>> start
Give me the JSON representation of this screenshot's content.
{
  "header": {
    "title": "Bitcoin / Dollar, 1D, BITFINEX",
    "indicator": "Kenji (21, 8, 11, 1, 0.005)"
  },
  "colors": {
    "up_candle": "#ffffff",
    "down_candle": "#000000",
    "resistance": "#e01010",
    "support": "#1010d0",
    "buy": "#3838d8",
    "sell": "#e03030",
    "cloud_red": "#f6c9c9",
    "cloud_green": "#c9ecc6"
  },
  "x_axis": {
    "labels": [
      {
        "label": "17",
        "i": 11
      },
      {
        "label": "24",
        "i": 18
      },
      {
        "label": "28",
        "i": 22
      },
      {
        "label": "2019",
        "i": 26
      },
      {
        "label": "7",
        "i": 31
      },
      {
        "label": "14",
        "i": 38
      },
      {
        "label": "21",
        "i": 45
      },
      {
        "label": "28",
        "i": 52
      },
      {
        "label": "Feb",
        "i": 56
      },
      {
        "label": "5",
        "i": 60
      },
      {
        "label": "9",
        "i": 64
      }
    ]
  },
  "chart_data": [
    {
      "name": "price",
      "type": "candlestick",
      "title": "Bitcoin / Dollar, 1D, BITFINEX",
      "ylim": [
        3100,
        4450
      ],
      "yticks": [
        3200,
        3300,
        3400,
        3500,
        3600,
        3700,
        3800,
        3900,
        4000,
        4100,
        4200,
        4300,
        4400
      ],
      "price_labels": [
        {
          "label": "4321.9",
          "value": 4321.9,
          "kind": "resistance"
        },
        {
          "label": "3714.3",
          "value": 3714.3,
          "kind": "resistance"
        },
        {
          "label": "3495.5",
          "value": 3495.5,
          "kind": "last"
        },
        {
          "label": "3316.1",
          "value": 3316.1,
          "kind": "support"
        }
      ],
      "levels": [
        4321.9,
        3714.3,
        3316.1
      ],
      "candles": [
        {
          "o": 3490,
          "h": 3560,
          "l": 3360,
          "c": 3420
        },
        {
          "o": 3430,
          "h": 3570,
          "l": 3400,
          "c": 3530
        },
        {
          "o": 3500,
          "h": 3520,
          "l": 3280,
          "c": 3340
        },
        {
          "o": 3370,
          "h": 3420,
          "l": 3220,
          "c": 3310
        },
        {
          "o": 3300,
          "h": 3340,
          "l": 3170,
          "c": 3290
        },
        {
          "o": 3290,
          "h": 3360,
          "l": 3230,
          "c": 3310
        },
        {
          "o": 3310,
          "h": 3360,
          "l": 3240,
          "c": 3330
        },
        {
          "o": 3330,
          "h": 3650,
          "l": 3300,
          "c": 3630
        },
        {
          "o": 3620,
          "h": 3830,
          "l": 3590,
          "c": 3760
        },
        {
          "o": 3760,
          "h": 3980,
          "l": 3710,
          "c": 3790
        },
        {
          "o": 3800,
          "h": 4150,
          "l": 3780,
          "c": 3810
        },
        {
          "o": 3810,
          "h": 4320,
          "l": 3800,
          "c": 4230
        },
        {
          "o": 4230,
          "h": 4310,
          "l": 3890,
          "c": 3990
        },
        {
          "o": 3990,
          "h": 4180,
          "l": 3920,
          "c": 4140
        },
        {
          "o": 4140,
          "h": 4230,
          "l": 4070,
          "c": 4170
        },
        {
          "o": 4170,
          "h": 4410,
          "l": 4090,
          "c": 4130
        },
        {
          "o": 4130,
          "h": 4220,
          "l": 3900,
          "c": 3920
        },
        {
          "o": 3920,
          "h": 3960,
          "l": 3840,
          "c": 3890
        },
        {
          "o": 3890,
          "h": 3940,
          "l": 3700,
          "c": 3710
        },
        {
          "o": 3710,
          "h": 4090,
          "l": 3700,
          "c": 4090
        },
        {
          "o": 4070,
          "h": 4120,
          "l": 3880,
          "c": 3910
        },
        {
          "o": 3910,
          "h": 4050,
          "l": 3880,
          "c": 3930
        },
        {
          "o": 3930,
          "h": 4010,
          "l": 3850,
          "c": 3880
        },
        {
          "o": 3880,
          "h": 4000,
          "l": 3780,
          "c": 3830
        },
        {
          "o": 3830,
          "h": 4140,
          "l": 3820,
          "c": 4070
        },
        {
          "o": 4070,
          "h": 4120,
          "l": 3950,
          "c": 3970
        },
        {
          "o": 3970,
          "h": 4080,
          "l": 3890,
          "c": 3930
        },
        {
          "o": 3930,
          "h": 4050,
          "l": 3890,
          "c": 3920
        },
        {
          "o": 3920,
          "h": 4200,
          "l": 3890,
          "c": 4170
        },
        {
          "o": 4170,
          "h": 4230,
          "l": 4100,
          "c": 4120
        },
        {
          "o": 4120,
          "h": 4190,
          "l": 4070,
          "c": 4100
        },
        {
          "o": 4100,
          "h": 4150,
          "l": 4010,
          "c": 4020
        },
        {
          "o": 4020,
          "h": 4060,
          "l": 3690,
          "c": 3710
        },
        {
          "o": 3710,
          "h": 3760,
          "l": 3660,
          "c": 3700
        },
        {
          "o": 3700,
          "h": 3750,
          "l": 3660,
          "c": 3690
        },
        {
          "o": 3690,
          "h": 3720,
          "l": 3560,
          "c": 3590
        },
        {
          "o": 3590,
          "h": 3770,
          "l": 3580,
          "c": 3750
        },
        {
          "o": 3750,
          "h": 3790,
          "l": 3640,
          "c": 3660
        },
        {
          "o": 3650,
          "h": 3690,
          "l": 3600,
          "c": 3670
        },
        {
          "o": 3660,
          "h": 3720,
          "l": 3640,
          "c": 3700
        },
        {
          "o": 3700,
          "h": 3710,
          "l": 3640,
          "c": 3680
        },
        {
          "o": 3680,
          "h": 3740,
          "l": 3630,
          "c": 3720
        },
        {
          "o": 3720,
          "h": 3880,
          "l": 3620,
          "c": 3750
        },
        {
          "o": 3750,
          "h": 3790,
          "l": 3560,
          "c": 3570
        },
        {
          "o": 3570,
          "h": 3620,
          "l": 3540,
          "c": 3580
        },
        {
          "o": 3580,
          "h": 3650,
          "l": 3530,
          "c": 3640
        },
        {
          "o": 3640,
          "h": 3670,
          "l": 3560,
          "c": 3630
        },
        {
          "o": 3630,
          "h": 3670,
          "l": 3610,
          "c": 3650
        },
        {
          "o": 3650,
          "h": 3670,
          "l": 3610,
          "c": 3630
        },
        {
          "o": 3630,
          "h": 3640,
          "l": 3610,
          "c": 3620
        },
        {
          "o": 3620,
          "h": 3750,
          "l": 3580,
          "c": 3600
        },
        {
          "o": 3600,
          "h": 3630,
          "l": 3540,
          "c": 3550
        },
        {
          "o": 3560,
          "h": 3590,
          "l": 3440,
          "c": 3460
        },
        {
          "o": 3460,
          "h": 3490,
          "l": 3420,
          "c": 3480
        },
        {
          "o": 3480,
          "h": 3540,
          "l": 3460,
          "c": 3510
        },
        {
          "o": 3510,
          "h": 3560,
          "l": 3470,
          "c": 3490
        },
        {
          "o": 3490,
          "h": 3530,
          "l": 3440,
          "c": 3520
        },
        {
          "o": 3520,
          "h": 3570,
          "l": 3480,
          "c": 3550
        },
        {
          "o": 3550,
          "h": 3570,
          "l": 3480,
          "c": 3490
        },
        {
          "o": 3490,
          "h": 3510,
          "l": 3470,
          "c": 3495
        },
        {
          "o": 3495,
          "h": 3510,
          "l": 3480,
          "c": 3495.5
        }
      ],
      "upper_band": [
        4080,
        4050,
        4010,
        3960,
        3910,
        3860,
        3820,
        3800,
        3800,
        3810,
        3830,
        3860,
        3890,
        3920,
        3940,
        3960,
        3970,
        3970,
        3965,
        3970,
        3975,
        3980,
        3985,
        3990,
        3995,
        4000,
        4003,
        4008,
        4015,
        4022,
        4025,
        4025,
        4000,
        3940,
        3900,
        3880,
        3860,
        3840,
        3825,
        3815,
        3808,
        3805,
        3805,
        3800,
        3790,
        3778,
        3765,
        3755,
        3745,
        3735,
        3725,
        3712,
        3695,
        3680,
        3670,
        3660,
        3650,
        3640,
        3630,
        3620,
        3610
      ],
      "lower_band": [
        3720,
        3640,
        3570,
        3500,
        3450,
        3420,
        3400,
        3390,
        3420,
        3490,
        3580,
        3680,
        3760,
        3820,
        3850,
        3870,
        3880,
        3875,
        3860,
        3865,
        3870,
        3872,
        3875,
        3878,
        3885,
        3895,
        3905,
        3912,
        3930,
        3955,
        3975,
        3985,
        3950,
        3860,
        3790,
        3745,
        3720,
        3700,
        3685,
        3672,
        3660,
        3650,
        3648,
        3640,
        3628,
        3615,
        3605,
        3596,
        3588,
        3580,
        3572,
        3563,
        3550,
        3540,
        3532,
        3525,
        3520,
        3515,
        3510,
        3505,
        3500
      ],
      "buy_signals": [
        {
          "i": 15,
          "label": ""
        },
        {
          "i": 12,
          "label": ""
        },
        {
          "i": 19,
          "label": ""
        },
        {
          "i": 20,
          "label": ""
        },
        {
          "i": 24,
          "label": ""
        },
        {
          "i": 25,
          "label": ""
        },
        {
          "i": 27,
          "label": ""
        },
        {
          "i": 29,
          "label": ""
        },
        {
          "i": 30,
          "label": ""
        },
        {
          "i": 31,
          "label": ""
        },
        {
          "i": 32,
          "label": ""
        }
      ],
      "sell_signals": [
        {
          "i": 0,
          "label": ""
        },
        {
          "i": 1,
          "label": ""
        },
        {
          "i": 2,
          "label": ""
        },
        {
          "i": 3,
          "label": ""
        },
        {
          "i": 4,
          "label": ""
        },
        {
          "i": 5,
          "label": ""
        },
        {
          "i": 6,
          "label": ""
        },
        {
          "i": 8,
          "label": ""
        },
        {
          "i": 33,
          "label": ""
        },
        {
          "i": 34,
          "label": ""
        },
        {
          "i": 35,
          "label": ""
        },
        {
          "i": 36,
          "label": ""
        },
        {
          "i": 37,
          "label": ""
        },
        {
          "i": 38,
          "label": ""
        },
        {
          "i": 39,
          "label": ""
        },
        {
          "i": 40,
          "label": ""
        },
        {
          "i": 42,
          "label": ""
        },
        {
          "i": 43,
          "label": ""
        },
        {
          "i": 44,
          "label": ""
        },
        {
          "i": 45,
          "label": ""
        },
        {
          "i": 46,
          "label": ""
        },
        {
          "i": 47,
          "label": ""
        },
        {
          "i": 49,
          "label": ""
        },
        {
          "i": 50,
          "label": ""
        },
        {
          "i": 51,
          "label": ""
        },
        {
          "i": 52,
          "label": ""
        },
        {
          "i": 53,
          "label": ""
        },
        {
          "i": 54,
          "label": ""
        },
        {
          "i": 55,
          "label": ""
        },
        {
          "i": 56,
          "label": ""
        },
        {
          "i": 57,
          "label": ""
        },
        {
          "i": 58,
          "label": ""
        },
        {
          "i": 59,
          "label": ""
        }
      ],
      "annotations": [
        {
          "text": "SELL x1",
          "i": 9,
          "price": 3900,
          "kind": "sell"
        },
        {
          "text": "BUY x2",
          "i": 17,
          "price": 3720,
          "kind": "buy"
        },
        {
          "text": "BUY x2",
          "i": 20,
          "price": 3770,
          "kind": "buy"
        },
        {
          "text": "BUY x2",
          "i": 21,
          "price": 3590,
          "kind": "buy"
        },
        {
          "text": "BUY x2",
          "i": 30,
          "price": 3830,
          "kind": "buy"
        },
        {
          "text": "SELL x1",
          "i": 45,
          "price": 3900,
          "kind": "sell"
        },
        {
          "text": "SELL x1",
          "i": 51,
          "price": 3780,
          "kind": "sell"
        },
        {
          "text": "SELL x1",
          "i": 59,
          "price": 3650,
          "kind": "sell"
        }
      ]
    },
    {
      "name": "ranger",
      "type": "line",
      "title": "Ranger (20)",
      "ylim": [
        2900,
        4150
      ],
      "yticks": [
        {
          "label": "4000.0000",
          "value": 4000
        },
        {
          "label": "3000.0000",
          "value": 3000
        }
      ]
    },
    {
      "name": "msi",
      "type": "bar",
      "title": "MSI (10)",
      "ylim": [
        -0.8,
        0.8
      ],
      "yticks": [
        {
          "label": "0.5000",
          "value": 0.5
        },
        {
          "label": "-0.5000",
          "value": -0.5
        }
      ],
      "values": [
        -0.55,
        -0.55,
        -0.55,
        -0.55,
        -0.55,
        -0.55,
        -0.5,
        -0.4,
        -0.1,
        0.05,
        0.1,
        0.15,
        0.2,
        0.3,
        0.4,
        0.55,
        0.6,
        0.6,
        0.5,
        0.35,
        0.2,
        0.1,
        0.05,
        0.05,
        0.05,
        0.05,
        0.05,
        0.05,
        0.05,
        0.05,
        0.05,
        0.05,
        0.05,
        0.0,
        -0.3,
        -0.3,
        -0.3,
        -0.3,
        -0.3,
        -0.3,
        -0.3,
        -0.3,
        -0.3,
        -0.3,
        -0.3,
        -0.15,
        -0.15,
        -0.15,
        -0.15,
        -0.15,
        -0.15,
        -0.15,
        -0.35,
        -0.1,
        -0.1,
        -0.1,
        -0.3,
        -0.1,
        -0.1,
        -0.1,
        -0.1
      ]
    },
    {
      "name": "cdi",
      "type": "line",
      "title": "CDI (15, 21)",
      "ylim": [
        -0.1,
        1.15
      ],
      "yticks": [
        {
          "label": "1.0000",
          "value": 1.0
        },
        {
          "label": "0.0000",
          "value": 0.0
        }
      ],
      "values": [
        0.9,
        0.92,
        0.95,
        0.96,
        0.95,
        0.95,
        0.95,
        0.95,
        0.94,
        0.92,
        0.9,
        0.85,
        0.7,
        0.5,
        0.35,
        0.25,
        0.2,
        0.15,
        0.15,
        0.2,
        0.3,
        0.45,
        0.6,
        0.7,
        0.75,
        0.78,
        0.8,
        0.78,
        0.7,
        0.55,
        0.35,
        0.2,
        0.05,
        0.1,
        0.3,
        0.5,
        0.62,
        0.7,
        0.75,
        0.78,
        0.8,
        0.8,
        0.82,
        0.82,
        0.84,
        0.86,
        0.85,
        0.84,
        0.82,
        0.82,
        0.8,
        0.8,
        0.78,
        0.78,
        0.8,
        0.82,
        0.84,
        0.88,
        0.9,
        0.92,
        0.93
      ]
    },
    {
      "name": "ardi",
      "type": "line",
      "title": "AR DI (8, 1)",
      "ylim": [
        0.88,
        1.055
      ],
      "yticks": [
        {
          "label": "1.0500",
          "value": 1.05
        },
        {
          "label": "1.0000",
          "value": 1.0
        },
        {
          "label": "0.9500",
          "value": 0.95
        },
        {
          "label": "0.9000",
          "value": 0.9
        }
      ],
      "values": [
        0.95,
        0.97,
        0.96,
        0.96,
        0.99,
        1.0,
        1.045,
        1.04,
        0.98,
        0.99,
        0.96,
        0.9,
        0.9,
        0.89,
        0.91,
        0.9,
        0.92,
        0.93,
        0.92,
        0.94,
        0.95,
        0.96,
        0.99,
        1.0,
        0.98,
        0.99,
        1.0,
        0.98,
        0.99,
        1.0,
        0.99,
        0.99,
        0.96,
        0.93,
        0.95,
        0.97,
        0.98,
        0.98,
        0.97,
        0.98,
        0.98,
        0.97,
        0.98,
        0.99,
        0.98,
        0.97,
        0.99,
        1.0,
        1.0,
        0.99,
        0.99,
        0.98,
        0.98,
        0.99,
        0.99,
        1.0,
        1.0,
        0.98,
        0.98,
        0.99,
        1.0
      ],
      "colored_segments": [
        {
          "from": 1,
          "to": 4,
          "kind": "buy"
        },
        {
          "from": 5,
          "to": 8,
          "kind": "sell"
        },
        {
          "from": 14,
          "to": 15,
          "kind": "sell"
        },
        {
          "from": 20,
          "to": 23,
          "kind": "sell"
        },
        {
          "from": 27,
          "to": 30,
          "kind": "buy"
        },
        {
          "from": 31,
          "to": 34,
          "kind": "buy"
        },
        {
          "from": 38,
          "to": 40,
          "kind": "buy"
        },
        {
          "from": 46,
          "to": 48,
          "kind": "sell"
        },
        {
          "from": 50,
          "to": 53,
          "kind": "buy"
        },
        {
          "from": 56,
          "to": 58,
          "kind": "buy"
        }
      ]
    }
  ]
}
>> end
Aim:
Identify each line in the entries with the word "BITFINEX" and copy it.

Full output:
    "title": "Bitcoin / Dollar, 1D, BITFINEX",
      "title": "Bitcoin / Dollar, 1D, BITFINEX",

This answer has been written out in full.